Of all the lines in the material, how many contain the word "text"? State the number alone.

Data records
>> Begin

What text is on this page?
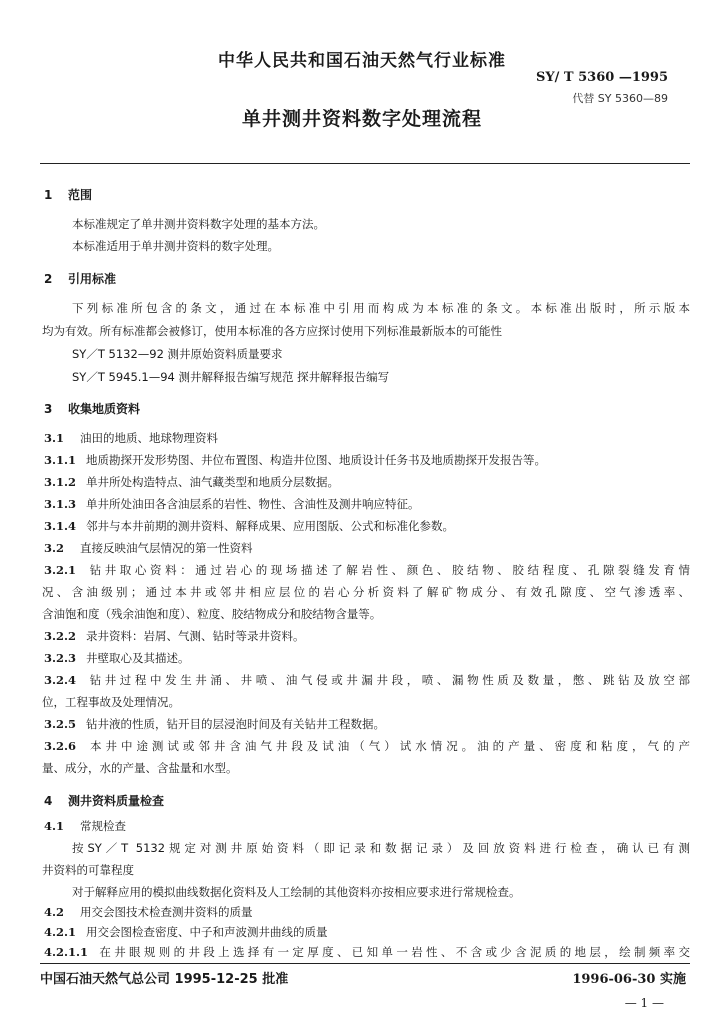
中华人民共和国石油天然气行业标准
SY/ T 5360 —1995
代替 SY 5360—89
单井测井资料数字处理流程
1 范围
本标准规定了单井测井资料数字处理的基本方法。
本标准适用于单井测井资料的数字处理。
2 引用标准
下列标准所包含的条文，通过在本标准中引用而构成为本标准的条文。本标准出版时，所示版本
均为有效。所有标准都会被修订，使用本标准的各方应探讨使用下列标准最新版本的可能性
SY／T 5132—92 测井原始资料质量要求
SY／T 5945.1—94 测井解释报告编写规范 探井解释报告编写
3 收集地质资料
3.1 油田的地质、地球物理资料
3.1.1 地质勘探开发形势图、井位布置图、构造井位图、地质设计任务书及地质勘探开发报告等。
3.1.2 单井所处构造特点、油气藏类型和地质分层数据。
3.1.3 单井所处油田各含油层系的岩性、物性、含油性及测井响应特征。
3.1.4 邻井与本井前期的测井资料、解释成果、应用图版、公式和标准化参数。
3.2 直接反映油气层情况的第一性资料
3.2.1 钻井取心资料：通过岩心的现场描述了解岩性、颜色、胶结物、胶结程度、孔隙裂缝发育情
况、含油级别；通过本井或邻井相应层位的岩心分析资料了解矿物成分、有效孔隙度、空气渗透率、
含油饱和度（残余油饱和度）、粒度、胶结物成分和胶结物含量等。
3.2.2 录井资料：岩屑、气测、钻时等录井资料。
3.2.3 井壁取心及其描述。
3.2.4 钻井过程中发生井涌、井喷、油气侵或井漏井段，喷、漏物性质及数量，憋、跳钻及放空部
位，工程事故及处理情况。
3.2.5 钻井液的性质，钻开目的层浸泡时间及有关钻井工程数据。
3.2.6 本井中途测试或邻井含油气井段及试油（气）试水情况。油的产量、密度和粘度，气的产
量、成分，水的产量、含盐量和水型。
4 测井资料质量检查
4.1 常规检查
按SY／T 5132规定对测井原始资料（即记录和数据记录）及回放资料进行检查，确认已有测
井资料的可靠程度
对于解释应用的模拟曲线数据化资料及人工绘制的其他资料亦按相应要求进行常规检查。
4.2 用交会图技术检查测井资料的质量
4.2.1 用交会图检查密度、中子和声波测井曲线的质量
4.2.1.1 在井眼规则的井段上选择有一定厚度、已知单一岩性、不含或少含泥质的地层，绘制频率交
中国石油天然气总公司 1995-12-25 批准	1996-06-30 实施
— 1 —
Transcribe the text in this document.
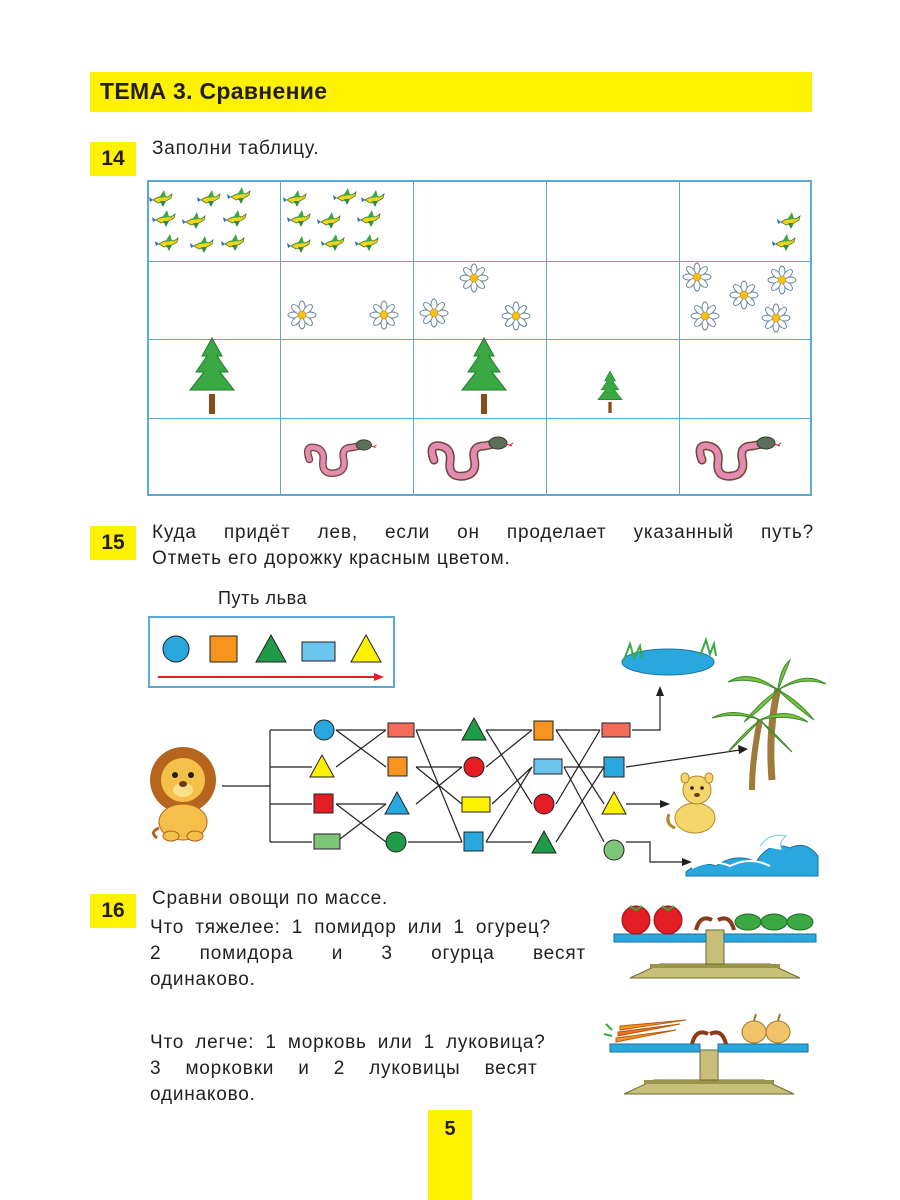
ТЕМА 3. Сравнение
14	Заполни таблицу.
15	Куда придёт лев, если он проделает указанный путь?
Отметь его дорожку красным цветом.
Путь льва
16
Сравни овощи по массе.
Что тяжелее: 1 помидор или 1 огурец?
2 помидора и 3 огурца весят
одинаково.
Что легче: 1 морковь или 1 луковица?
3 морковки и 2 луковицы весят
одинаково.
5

>> End

THE OUTPUT
2